EXERCISE OBJECTIVE:
Set down each record exactly as written.

>> start RECORDS FOR PROCESSING

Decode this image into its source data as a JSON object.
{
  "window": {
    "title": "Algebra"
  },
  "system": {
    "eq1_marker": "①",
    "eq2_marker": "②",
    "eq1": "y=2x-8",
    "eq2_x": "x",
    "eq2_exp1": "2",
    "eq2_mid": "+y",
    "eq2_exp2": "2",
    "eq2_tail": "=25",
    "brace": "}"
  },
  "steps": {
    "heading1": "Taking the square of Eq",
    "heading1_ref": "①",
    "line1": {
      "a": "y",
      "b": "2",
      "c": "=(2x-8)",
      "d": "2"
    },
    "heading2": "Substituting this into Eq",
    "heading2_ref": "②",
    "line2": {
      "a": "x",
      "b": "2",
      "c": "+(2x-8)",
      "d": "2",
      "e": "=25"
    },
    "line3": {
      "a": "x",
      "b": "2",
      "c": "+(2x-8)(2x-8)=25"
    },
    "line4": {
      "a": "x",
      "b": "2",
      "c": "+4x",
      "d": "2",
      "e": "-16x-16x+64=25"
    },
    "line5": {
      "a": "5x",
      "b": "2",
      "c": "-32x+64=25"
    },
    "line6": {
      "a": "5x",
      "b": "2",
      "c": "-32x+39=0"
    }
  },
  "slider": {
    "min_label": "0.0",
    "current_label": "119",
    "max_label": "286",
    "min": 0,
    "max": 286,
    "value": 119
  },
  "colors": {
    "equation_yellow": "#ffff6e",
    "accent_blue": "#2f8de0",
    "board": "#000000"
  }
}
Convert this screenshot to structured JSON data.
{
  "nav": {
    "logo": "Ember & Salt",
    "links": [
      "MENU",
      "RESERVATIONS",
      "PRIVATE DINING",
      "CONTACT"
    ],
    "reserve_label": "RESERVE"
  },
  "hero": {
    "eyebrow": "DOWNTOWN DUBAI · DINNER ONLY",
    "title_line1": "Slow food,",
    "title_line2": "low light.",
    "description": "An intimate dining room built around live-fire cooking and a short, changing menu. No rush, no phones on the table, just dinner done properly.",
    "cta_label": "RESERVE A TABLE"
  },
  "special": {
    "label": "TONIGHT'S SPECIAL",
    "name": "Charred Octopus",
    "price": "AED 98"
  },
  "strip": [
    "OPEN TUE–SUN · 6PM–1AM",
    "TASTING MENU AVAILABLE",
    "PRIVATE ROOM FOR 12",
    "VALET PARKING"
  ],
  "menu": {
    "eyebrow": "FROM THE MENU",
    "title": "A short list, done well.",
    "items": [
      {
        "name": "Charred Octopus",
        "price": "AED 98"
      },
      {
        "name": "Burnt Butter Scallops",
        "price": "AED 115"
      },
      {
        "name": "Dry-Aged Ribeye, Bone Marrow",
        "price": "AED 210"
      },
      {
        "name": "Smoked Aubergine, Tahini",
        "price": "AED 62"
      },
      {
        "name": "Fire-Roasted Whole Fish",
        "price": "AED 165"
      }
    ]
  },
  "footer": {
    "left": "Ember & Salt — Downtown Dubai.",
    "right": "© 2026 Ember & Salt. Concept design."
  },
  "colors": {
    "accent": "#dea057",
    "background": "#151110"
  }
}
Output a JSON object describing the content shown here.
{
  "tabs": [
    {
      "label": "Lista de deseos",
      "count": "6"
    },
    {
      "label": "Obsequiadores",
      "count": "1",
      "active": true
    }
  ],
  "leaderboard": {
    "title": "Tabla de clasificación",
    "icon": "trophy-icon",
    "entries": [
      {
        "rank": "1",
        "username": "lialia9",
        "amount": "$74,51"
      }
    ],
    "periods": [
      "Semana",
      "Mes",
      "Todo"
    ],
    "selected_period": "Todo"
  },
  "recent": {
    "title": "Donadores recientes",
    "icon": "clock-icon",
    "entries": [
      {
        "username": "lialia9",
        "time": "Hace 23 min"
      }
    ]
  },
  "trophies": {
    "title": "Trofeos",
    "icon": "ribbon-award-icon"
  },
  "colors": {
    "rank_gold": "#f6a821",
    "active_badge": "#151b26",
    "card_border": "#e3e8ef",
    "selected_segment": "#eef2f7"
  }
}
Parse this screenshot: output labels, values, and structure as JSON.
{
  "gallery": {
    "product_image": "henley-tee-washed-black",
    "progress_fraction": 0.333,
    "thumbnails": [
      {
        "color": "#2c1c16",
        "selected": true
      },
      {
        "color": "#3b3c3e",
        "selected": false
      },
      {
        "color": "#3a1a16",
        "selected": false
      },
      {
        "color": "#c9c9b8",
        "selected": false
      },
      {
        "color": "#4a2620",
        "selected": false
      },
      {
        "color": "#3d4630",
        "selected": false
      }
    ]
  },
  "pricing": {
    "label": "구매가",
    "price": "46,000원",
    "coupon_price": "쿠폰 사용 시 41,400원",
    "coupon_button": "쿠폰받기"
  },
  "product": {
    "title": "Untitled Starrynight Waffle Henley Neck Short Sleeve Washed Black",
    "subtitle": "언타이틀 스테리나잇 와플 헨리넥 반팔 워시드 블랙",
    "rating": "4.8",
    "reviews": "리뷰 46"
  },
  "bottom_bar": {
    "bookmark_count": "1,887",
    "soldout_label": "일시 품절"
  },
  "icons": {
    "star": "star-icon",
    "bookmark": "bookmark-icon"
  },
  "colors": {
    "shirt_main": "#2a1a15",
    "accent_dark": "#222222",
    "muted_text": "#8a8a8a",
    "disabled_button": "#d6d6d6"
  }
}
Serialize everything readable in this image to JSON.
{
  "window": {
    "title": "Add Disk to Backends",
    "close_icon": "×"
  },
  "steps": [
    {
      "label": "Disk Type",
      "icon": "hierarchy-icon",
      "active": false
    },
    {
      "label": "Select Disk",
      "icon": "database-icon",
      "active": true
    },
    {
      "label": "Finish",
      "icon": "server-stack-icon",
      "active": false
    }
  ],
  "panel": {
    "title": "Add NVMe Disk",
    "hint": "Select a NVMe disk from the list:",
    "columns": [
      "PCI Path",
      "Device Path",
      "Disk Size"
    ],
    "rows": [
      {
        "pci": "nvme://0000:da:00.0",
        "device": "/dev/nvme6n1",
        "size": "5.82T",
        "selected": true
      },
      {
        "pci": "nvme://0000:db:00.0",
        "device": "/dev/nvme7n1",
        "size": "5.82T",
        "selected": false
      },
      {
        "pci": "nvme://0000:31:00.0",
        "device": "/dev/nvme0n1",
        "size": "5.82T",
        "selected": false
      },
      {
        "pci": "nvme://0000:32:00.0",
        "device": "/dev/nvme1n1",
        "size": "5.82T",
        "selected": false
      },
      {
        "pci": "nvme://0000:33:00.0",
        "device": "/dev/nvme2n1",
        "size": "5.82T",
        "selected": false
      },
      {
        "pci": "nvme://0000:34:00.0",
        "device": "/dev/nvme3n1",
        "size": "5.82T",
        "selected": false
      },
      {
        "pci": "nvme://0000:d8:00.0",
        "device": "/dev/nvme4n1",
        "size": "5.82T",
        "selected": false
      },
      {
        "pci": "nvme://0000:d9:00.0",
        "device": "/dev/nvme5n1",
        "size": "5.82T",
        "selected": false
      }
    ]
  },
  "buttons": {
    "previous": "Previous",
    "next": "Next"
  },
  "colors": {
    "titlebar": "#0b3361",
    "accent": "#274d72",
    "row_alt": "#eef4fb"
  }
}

>> end RECORDS FOR PROCESSING

RESULT OF THIS EXERCISE:
Decode this image into its source data as a JSON object.
{
  "window": {
    "title": "Algebra"
  },
  "system": {
    "eq1_marker": "①",
    "eq2_marker": "②",
    "eq1": "y=2x-8",
    "eq2_x": "x",
    "eq2_exp1": "2",
    "eq2_mid": "+y",
    "eq2_exp2": "2",
    "eq2_tail": "=25",
    "brace": "}"
  },
  "steps": {
    "heading1": "Taking the square of Eq",
    "heading1_ref": "①",
    "line1": {
      "a": "y",
      "b": "2",
      "c": "=(2x-8)",
      "d": "2"
    },
    "heading2": "Substituting this into Eq",
    "heading2_ref": "②",
    "line2": {
      "a": "x",
      "b": "2",
      "c": "+(2x-8)",
      "d": "2",
      "e": "=25"
    },
    "line3": {
      "a": "x",
      "b": "2",
      "c": "+(2x-8)(2x-8)=25"
    },
    "line4": {
      "a": "x",
      "b": "2",
      "c": "+4x",
      "d": "2",
      "e": "-16x-16x+64=25"
    },
    "line5": {
      "a": "5x",
      "b": "2",
      "c": "-32x+64=25"
    },
    "line6": {
      "a": "5x",
      "b": "2",
      "c": "-32x+39=0"
    }
  },
  "slider": {
    "min_label": "0.0",
    "current_label": "119",
    "max_label": "286",
    "min": 0,
    "max": 286,
    "value": 119
  },
  "colors": {
    "equation_yellow": "#ffff6e",
    "accent_blue": "#2f8de0",
    "board": "#000000"
  }
}
Convert this screenshot to structured JSON data.
{
  "nav": {
    "logo": "Ember & Salt",
    "links": [
      "MENU",
      "RESERVATIONS",
      "PRIVATE DINING",
      "CONTACT"
    ],
    "reserve_label": "RESERVE"
  },
  "hero": {
    "eyebrow": "DOWNTOWN DUBAI · DINNER ONLY",
    "title_line1": "Slow food,",
    "title_line2": "low light.",
    "description": "An intimate dining room built around live-fire cooking and a short, changing menu. No rush, no phones on the table, just dinner done properly.",
    "cta_label": "RESERVE A TABLE"
  },
  "special": {
    "label": "TONIGHT'S SPECIAL",
    "name": "Charred Octopus",
    "price": "AED 98"
  },
  "strip": [
    "OPEN TUE–SUN · 6PM–1AM",
    "TASTING MENU AVAILABLE",
    "PRIVATE ROOM FOR 12",
    "VALET PARKING"
  ],
  "menu": {
    "eyebrow": "FROM THE MENU",
    "title": "A short list, done well.",
    "items": [
      {
        "name": "Charred Octopus",
        "price": "AED 98"
      },
      {
        "name": "Burnt Butter Scallops",
        "price": "AED 115"
      },
      {
        "name": "Dry-Aged Ribeye, Bone Marrow",
        "price": "AED 210"
      },
      {
        "name": "Smoked Aubergine, Tahini",
        "price": "AED 62"
      },
      {
        "name": "Fire-Roasted Whole Fish",
        "price": "AED 165"
      }
    ]
  },
  "footer": {
    "left": "Ember & Salt — Downtown Dubai.",
    "right": "© 2026 Ember & Salt. Concept design."
  },
  "colors": {
    "accent": "#dea057",
    "background": "#151110"
  }
}
Output a JSON object describing the content shown here.
{
  "tabs": [
    {
      "label": "Lista de deseos",
      "count": "6"
    },
    {
      "label": "Obsequiadores",
      "count": "1",
      "active": true
    }
  ],
  "leaderboard": {
    "title": "Tabla de clasificación",
    "icon": "trophy-icon",
    "entries": [
      {
        "rank": "1",
        "username": "lialia9",
        "amount": "$74,51"
      }
    ],
    "periods": [
      "Semana",
      "Mes",
      "Todo"
    ],
    "selected_period": "Todo"
  },
  "recent": {
    "title": "Donadores recientes",
    "icon": "clock-icon",
    "entries": [
      {
        "username": "lialia9",
        "time": "Hace 23 min"
      }
    ]
  },
  "trophies": {
    "title": "Trofeos",
    "icon": "ribbon-award-icon"
  },
  "colors": {
    "rank_gold": "#f6a821",
    "active_badge": "#151b26",
    "card_border": "#e3e8ef",
    "selected_segment": "#eef2f7"
  }
}
Parse this screenshot: output labels, values, and structure as JSON.
{
  "gallery": {
    "product_image": "henley-tee-washed-black",
    "progress_fraction": 0.333,
    "thumbnails": [
      {
        "color": "#2c1c16",
        "selected": true
      },
      {
        "color": "#3b3c3e",
        "selected": false
      },
      {
        "color": "#3a1a16",
        "selected": false
      },
      {
        "color": "#c9c9b8",
        "selected": false
      },
      {
        "color": "#4a2620",
        "selected": false
      },
      {
        "color": "#3d4630",
        "selected": false
      }
    ]
  },
  "pricing": {
    "label": "구매가",
    "price": "46,000원",
    "coupon_price": "쿠폰 사용 시 41,400원",
    "coupon_button": "쿠폰받기"
  },
  "product": {
    "title": "Untitled Starrynight Waffle Henley Neck Short Sleeve Washed Black",
    "subtitle": "언타이틀 스테리나잇 와플 헨리넥 반팔 워시드 블랙",
    "rating": "4.8",
    "reviews": "리뷰 46"
  },
  "bottom_bar": {
    "bookmark_count": "1,887",
    "soldout_label": "일시 품절"
  },
  "icons": {
    "star": "star-icon",
    "bookmark": "bookmark-icon"
  },
  "colors": {
    "shirt_main": "#2a1a15",
    "accent_dark": "#222222",
    "muted_text": "#8a8a8a",
    "disabled_button": "#d6d6d6"
  }
}
Serialize everything readable in this image to JSON.
{
  "window": {
    "title": "Add Disk to Backends",
    "close_icon": "×"
  },
  "steps": [
    {
      "label": "Disk Type",
      "icon": "hierarchy-icon",
      "active": false
    },
    {
      "label": "Select Disk",
      "icon": "database-icon",
      "active": true
    },
    {
      "label": "Finish",
      "icon": "server-stack-icon",
      "active": false
    }
  ],
  "panel": {
    "title": "Add NVMe Disk",
    "hint": "Select a NVMe disk from the list:",
    "columns": [
      "PCI Path",
      "Device Path",
      "Disk Size"
    ],
    "rows": [
      {
        "pci": "nvme://0000:da:00.0",
        "device": "/dev/nvme6n1",
        "size": "5.82T",
        "selected": true
      },
      {
        "pci": "nvme://0000:db:00.0",
        "device": "/dev/nvme7n1",
        "size": "5.82T",
        "selected": false
      },
      {
        "pci": "nvme://0000:31:00.0",
        "device": "/dev/nvme0n1",
        "size": "5.82T",
        "selected": false
      },
      {
        "pci": "nvme://0000:32:00.0",
        "device": "/dev/nvme1n1",
        "size": "5.82T",
        "selected": false
      },
      {
        "pci": "nvme://0000:33:00.0",
        "device": "/dev/nvme2n1",
        "size": "5.82T",
        "selected": false
      },
      {
        "pci": "nvme://0000:34:00.0",
        "device": "/dev/nvme3n1",
        "size": "5.82T",
        "selected": false
      },
      {
        "pci": "nvme://0000:d8:00.0",
        "device": "/dev/nvme4n1",
        "size": "5.82T",
        "selected": false
      },
      {
        "pci": "nvme://0000:d9:00.0",
        "device": "/dev/nvme5n1",
        "size": "5.82T",
        "selected": false
      }
    ]
  },
  "buttons": {
    "previous": "Previous",
    "next": "Next"
  },
  "colors": {
    "titlebar": "#0b3361",
    "accent": "#274d72",
    "row_alt": "#eef4fb"
  }
}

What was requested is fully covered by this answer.